Saved entries:
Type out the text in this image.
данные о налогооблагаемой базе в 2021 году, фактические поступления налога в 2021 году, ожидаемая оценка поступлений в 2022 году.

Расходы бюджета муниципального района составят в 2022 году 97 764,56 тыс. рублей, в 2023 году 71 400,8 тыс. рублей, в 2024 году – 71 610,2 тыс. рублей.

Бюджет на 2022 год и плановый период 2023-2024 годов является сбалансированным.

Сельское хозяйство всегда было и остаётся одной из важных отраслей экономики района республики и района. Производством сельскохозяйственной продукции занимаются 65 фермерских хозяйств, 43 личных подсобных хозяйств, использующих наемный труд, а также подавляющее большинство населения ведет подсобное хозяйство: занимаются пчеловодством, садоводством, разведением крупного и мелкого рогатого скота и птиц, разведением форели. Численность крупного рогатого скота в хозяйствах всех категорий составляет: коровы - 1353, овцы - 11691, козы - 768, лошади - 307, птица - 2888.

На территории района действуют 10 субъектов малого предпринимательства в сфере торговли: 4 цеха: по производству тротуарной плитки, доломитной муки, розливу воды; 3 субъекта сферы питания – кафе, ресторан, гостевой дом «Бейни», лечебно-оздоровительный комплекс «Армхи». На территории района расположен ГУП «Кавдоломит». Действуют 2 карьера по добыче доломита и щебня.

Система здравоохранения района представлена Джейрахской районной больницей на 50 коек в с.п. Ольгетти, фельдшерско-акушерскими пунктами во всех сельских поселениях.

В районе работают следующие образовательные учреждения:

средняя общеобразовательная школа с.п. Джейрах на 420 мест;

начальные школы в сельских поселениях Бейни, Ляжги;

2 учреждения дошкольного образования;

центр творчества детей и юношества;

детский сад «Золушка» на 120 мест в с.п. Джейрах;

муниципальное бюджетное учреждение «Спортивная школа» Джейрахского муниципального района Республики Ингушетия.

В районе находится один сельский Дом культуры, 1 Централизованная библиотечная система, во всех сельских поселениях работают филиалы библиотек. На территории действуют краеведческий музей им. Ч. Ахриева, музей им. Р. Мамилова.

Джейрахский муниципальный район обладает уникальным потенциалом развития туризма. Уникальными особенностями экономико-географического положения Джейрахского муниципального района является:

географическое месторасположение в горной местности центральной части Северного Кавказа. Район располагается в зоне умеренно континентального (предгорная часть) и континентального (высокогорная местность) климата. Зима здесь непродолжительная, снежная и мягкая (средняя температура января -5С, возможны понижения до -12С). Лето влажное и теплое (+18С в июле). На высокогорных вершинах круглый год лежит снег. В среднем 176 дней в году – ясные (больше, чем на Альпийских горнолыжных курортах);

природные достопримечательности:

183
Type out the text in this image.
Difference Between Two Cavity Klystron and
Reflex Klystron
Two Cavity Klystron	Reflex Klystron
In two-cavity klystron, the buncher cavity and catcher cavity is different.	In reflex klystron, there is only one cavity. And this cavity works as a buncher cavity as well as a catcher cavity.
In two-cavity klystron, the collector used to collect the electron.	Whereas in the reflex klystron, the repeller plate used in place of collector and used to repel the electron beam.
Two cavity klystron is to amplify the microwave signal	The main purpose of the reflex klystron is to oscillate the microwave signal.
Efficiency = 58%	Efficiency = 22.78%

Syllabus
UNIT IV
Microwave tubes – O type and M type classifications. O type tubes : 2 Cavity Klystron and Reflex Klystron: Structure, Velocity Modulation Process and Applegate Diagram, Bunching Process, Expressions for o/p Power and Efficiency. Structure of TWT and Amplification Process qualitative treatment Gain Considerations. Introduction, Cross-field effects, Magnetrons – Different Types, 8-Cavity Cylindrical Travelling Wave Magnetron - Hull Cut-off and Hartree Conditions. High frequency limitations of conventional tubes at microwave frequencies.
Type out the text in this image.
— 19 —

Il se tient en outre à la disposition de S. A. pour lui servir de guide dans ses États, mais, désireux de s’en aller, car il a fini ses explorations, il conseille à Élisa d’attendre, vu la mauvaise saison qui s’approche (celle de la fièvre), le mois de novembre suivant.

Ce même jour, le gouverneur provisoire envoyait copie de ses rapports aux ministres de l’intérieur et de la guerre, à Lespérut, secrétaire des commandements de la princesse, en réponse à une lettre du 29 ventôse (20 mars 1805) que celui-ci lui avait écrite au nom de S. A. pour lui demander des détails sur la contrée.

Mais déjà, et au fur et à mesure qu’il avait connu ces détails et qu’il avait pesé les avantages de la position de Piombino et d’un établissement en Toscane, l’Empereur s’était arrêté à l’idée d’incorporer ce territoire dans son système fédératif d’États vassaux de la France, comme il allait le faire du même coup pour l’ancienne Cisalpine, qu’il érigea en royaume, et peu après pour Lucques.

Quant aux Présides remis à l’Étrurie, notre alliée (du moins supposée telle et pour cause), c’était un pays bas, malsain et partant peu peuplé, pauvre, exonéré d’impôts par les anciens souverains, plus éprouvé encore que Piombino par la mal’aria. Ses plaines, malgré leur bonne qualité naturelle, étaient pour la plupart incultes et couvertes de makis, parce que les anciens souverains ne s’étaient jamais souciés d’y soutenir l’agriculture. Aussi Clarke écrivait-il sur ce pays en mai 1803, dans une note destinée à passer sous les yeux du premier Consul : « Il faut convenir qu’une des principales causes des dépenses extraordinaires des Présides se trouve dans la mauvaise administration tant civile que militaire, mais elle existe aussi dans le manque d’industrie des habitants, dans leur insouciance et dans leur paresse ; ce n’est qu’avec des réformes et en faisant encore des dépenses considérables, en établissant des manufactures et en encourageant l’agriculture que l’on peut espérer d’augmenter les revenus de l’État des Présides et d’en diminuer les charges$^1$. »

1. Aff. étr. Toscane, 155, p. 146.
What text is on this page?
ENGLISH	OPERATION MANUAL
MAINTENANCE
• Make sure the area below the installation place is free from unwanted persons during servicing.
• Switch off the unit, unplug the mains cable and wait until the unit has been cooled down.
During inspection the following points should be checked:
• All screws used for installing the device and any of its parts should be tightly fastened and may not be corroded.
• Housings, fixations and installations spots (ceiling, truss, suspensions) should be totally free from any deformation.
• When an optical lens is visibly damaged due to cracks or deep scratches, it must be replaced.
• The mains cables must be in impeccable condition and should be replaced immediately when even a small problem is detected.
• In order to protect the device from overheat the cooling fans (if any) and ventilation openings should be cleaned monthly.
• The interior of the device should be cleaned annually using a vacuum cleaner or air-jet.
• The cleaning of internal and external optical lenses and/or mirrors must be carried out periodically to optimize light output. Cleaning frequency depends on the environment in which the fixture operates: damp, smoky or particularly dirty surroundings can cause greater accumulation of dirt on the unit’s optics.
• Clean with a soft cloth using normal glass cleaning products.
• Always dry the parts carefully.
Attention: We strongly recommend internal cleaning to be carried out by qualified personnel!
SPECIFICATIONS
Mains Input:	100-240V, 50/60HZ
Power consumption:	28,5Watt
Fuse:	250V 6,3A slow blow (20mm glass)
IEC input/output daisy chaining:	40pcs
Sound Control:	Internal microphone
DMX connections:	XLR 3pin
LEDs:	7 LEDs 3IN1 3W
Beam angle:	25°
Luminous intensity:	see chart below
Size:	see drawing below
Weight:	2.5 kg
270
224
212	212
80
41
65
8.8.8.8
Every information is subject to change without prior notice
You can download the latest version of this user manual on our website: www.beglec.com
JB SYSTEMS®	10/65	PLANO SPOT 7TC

- [WORK INSTRUCTIONS]: Count the lines that include the word "frequency" and state the result as a bare number.

- [THE SOLUTION]: 2